## BEGIN Material to process

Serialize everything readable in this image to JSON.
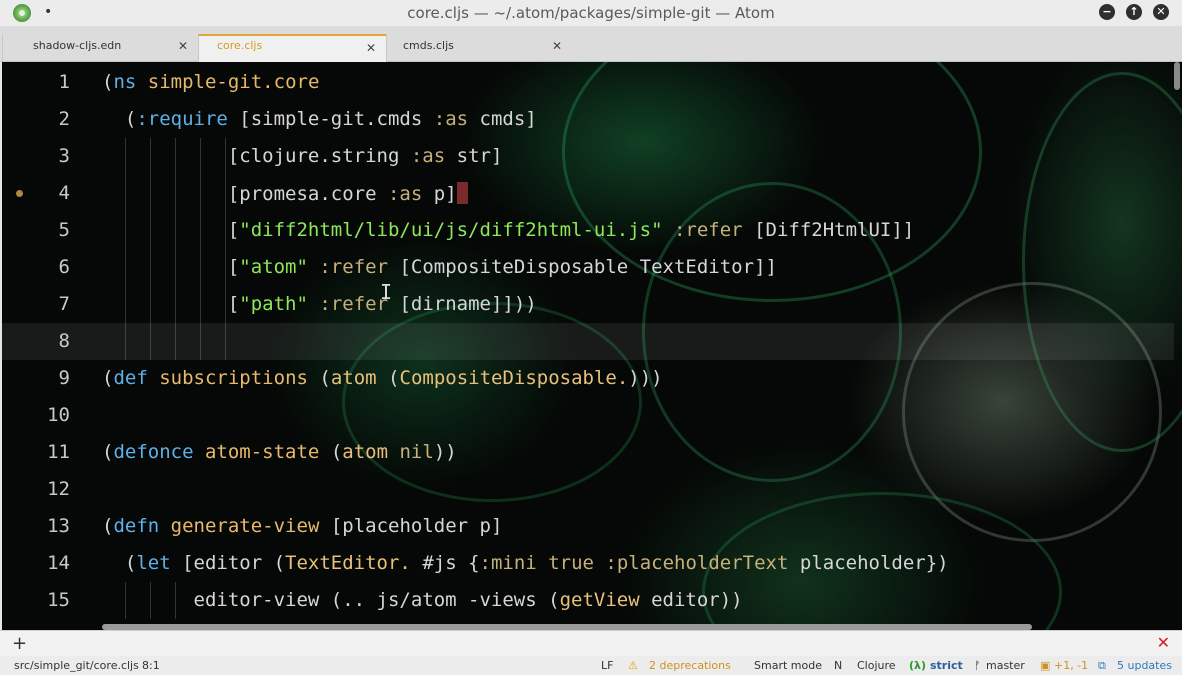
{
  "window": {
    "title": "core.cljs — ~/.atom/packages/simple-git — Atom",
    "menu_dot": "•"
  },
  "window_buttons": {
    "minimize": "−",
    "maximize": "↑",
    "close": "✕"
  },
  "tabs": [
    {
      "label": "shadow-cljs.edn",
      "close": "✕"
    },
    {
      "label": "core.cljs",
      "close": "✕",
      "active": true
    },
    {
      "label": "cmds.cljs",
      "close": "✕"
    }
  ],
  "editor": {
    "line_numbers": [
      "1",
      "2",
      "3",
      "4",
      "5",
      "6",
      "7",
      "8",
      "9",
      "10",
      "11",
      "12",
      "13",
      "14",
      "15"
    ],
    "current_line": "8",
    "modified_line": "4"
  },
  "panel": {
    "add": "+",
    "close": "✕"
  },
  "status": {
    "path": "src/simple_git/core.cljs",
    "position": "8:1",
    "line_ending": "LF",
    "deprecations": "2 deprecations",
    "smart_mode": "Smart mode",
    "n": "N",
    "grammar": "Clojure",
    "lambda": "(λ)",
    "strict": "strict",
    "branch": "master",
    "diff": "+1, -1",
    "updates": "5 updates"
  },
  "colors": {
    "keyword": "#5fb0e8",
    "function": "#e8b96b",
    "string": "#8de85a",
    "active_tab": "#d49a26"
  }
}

## END Material to process

Transcribe the records above exactly, leaving out every picture.

Serialize everything readable in this image to JSON.
{
  "window": {
    "title": "core.cljs — ~/.atom/packages/simple-git — Atom",
    "menu_dot": "•"
  },
  "window_buttons": {
    "minimize": "−",
    "maximize": "↑",
    "close": "✕"
  },
  "tabs": [
    {
      "label": "shadow-cljs.edn",
      "close": "✕"
    },
    {
      "label": "core.cljs",
      "close": "✕",
      "active": true
    },
    {
      "label": "cmds.cljs",
      "close": "✕"
    }
  ],
  "editor": {
    "line_numbers": [
      "1",
      "2",
      "3",
      "4",
      "5",
      "6",
      "7",
      "8",
      "9",
      "10",
      "11",
      "12",
      "13",
      "14",
      "15"
    ],
    "current_line": "8",
    "modified_line": "4"
  },
  "panel": {
    "add": "+",
    "close": "✕"
  },
  "status": {
    "path": "src/simple_git/core.cljs",
    "position": "8:1",
    "line_ending": "LF",
    "deprecations": "2 deprecations",
    "smart_mode": "Smart mode",
    "n": "N",
    "grammar": "Clojure",
    "lambda": "(λ)",
    "strict": "strict",
    "branch": "master",
    "diff": "+1, -1",
    "updates": "5 updates"
  },
  "colors": {
    "keyword": "#5fb0e8",
    "function": "#e8b96b",
    "string": "#8de85a",
    "active_tab": "#d49a26"
  }
}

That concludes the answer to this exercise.